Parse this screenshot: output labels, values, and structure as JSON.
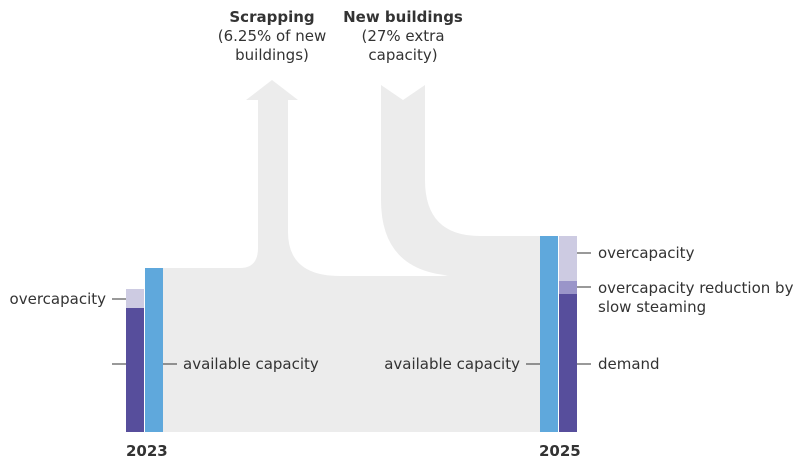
{
  "colors": {
    "demand": "#574e9c",
    "overcapacity": "#cdcbe2",
    "slow_steaming": "#9a95c9",
    "capacity_bar": "#5fa8dc",
    "flow": "#ececec",
    "text": "#333333"
  },
  "top": {
    "scrapping_title": "Scrapping",
    "scrapping_line1": "(6.25% of new",
    "scrapping_line2": "buildings)",
    "newbuild_title": "New buildings",
    "newbuild_line1": "(27% extra",
    "newbuild_line2": "capacity)"
  },
  "left": {
    "overcapacity": "overcapacity",
    "available_capacity": "available capacity",
    "year": "2023"
  },
  "right": {
    "available_capacity": "available capacity",
    "overcapacity": "overcapacity",
    "reduction_line1": "overcapacity reduction by",
    "reduction_line2": "slow steaming",
    "demand": "demand",
    "year": "2025"
  }
}
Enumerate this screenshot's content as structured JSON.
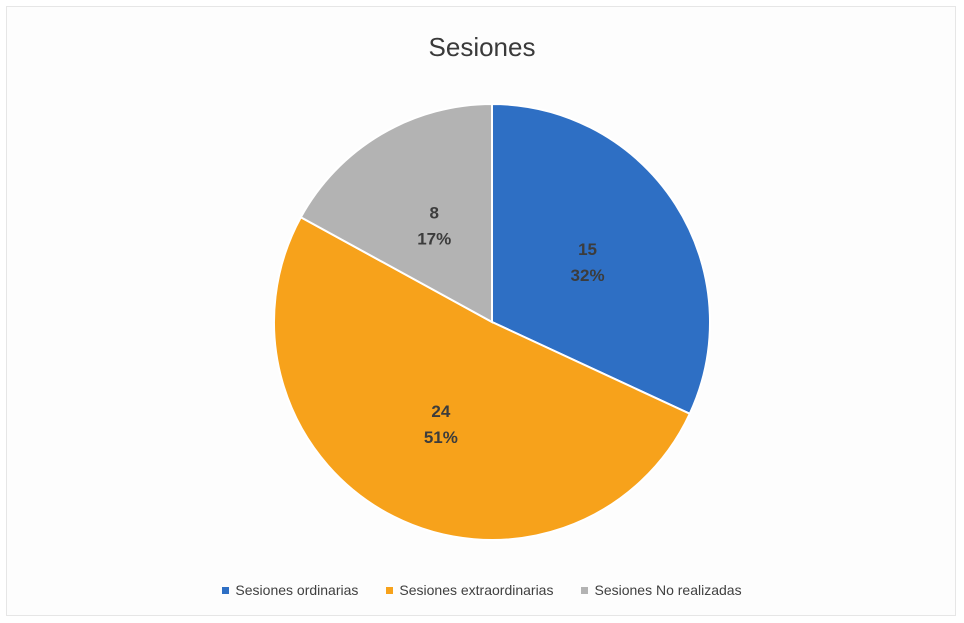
{
  "chart_data": {
    "type": "pie",
    "title": "Sesiones",
    "categories": [
      "Sesiones ordinarias",
      "Sesiones extraordinarias",
      "Sesiones No realizadas"
    ],
    "values": [
      15,
      24,
      8
    ],
    "percent_labels": [
      "32%",
      "51%",
      "17%"
    ],
    "colors": [
      "#2e6fc4",
      "#f7a21b",
      "#b3b3b3"
    ],
    "start_angle": "12 o'clock",
    "direction": "clockwise",
    "legend_position": "bottom"
  }
}
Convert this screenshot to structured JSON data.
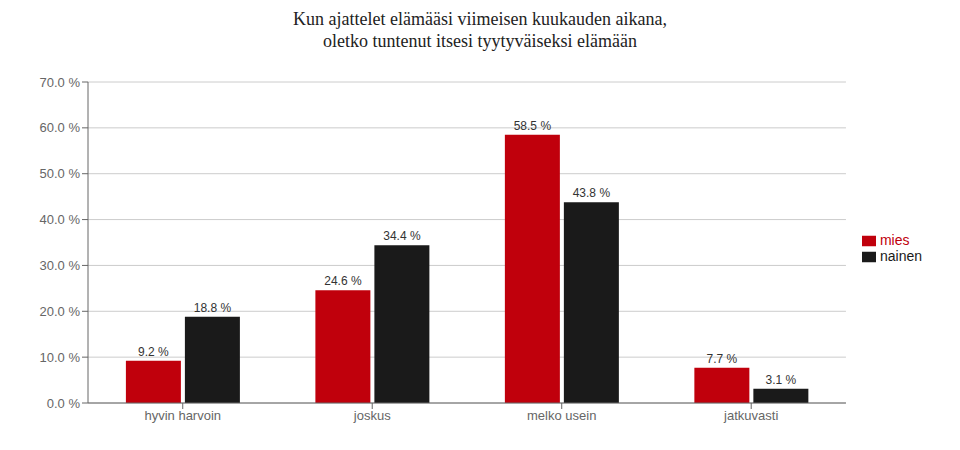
{
  "chart_data": {
    "type": "bar",
    "title": "Kun ajattelet elämääsi viimeisen kuukauden aikana,\noletko tuntenut itsesi tyytyväiseksi elämään",
    "categories": [
      "hyvin harvoin",
      "joskus",
      "melko usein",
      "jatkuvasti"
    ],
    "series": [
      {
        "name": "mies",
        "color": "#C0000C",
        "values": [
          9.2,
          24.6,
          58.5,
          7.7
        ],
        "value_labels": [
          "9.2 %",
          "24.6 %",
          "58.5 %",
          "7.7 %"
        ]
      },
      {
        "name": "nainen",
        "color": "#1A1A1A",
        "values": [
          18.8,
          34.4,
          43.8,
          3.1
        ],
        "value_labels": [
          "18.8 %",
          "34.4 %",
          "43.8 %",
          "3.1 %"
        ]
      }
    ],
    "ylim": [
      0,
      70
    ],
    "yticks": [
      {
        "value": 0,
        "label": "0.0 %"
      },
      {
        "value": 10,
        "label": "10.0 %"
      },
      {
        "value": 20,
        "label": "20.0 %"
      },
      {
        "value": 30,
        "label": "30.0 %"
      },
      {
        "value": 40,
        "label": "40.0 %"
      },
      {
        "value": 50,
        "label": "50.0 %"
      },
      {
        "value": 60,
        "label": "60.0 %"
      },
      {
        "value": 70,
        "label": "70.0 %"
      }
    ],
    "grid": true,
    "legend": "right",
    "data_labels": true
  }
}
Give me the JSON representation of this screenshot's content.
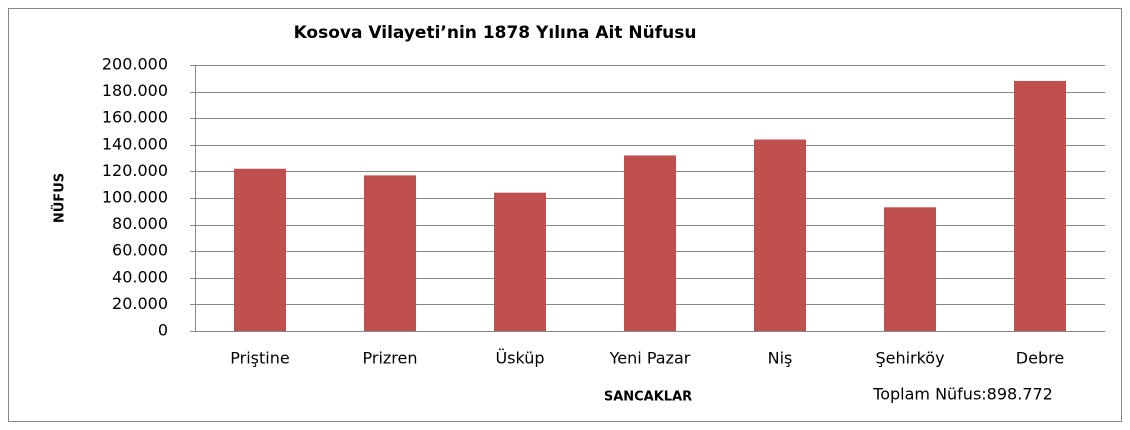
- - - -
▶ [GIVEN INSTRUCTION]
Any pictures should be dropped; transcribe the rest of the records above exactly.

▶ [RESPONSE FOR THIS EXERCISE]
Parse this screenshot: output labels, values, and structure as JSON.
{
  "colors": {
    "demand": "#574e9c",
    "overcapacity": "#cdcbe2",
    "slow_steaming": "#9a95c9",
    "capacity_bar": "#5fa8dc",
    "flow": "#ececec",
    "text": "#333333"
  },
  "top": {
    "scrapping_title": "Scrapping",
    "scrapping_line1": "(6.25% of new",
    "scrapping_line2": "buildings)",
    "newbuild_title": "New buildings",
    "newbuild_line1": "(27% extra",
    "newbuild_line2": "capacity)"
  },
  "left": {
    "overcapacity": "overcapacity",
    "available_capacity": "available capacity",
    "year": "2023"
  },
  "right": {
    "available_capacity": "available capacity",
    "overcapacity": "overcapacity",
    "reduction_line1": "overcapacity reduction by",
    "reduction_line2": "slow steaming",
    "demand": "demand",
    "year": "2025"
  }
}
Enumerate this screenshot's content as structured JSON.
{
  "chart_data": {
    "type": "pie",
    "title": "Sesiones",
    "categories": [
      "Sesiones ordinarias",
      "Sesiones extraordinarias",
      "Sesiones No realizadas"
    ],
    "values": [
      15,
      24,
      8
    ],
    "percent_labels": [
      "32%",
      "51%",
      "17%"
    ],
    "colors": [
      "#2e6fc4",
      "#f7a21b",
      "#b3b3b3"
    ],
    "start_angle": "12 o'clock",
    "direction": "clockwise",
    "legend_position": "bottom"
  }
}
Convert this screenshot to structured JSON data.
{
  "chart_data": {
    "type": "bar",
    "title": "Kun ajattelet elämääsi viimeisen kuukauden aikana,\noletko tuntenut itsesi tyytyväiseksi elämään",
    "categories": [
      "hyvin harvoin",
      "joskus",
      "melko usein",
      "jatkuvasti"
    ],
    "series": [
      {
        "name": "mies",
        "color": "#C0000C",
        "values": [
          9.2,
          24.6,
          58.5,
          7.7
        ],
        "value_labels": [
          "9.2 %",
          "24.6 %",
          "58.5 %",
          "7.7 %"
        ]
      },
      {
        "name": "nainen",
        "color": "#1A1A1A",
        "values": [
          18.8,
          34.4,
          43.8,
          3.1
        ],
        "value_labels": [
          "18.8 %",
          "34.4 %",
          "43.8 %",
          "3.1 %"
        ]
      }
    ],
    "ylim": [
      0,
      70
    ],
    "yticks": [
      {
        "value": 0,
        "label": "0.0 %"
      },
      {
        "value": 10,
        "label": "10.0 %"
      },
      {
        "value": 20,
        "label": "20.0 %"
      },
      {
        "value": 30,
        "label": "30.0 %"
      },
      {
        "value": 40,
        "label": "40.0 %"
      },
      {
        "value": 50,
        "label": "50.0 %"
      },
      {
        "value": 60,
        "label": "60.0 %"
      },
      {
        "value": 70,
        "label": "70.0 %"
      }
    ],
    "grid": true,
    "legend": "right",
    "data_labels": true
  }
}
Give me the JSON representation of this screenshot's content.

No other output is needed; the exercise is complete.